#### Data section ####
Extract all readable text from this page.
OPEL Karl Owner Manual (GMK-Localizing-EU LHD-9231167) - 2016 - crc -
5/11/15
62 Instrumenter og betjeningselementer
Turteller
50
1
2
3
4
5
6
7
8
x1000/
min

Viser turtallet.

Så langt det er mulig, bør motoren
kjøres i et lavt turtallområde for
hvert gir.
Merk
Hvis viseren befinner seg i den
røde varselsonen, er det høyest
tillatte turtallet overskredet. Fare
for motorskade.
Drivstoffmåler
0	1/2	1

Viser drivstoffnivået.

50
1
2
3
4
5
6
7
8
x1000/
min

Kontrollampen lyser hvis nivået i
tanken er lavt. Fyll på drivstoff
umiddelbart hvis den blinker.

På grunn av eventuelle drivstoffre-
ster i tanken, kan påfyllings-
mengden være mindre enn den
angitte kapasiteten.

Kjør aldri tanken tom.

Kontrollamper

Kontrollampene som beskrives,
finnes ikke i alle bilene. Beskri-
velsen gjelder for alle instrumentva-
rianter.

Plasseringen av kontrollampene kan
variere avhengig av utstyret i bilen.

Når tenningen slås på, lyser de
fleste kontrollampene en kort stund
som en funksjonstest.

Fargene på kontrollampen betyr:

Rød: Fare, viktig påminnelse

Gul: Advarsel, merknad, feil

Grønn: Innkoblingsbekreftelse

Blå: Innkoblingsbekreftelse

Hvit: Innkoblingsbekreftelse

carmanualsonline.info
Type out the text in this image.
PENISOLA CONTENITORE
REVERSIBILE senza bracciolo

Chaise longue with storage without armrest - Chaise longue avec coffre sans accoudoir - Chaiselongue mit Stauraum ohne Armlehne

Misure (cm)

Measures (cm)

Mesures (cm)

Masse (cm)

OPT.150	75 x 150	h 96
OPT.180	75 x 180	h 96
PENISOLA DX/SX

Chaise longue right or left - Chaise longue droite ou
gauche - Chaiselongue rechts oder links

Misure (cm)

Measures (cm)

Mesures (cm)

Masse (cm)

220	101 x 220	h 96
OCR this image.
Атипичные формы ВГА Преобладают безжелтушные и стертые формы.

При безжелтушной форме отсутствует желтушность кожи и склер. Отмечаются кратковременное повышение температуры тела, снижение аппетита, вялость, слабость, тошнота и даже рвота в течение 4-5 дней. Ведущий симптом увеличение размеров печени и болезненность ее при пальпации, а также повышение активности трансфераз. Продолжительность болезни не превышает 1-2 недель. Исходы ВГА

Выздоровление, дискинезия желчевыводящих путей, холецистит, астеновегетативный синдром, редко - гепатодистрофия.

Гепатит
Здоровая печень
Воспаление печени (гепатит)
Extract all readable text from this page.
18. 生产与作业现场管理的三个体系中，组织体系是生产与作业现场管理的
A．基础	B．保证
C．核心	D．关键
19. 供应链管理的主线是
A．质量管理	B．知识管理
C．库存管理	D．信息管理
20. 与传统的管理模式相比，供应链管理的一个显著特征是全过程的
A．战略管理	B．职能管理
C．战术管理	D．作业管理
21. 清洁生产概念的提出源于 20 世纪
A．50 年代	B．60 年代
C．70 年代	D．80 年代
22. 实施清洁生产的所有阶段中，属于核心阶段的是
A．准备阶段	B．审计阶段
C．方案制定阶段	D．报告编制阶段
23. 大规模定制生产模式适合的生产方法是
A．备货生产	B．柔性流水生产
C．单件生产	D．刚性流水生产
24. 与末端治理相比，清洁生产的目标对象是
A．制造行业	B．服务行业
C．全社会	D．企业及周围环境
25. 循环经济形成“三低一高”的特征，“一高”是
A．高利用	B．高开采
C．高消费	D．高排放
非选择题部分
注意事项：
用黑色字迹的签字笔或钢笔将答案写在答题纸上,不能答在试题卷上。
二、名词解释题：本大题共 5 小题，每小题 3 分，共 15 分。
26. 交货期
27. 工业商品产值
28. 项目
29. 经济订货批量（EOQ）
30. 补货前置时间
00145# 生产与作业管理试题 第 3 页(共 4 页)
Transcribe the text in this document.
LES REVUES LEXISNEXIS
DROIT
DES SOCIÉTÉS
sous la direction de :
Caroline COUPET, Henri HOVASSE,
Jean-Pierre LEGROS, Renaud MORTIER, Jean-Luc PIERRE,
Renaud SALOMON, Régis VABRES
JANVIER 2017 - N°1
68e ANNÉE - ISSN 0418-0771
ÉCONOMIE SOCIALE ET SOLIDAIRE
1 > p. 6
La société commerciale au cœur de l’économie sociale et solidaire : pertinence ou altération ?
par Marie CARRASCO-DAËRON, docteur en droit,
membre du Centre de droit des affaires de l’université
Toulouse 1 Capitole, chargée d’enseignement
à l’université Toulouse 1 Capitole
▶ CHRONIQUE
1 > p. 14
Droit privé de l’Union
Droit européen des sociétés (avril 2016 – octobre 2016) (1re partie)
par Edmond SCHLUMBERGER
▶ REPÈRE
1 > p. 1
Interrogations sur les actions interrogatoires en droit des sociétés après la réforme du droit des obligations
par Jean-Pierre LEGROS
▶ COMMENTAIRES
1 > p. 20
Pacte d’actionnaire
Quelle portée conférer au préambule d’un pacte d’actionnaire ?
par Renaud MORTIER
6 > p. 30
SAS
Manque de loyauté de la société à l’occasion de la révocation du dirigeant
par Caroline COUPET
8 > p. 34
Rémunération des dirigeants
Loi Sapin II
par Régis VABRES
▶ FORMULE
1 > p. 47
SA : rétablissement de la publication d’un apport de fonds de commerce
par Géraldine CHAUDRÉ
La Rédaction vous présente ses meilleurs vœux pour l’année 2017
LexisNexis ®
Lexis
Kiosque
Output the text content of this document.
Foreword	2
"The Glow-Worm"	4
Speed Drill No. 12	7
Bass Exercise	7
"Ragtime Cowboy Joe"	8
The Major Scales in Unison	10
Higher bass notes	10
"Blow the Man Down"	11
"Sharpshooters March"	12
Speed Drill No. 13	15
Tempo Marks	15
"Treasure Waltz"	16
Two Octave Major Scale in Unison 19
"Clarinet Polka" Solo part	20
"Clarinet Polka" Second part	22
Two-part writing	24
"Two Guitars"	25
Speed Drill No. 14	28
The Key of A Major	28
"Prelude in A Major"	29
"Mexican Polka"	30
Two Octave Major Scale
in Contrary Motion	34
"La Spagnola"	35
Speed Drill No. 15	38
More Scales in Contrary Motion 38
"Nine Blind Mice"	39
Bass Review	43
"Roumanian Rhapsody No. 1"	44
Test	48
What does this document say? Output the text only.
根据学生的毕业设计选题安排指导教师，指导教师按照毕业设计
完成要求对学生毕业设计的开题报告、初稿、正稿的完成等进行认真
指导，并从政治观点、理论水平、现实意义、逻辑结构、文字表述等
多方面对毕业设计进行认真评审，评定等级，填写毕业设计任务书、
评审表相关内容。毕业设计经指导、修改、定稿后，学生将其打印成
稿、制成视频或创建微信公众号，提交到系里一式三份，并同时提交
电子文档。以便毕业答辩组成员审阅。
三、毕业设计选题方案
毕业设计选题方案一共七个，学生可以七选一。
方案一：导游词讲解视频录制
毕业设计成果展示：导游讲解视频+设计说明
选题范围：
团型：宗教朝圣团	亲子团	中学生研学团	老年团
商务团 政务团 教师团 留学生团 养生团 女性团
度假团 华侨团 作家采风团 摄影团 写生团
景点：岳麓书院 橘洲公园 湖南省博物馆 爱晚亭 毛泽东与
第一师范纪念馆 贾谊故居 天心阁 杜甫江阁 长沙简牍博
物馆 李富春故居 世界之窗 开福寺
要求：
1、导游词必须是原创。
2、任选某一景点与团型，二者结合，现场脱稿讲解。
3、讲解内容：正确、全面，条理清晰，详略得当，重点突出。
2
####
## The request
Count the lines that include the word "COUPET" and state the result as a bare number.

## Final result
2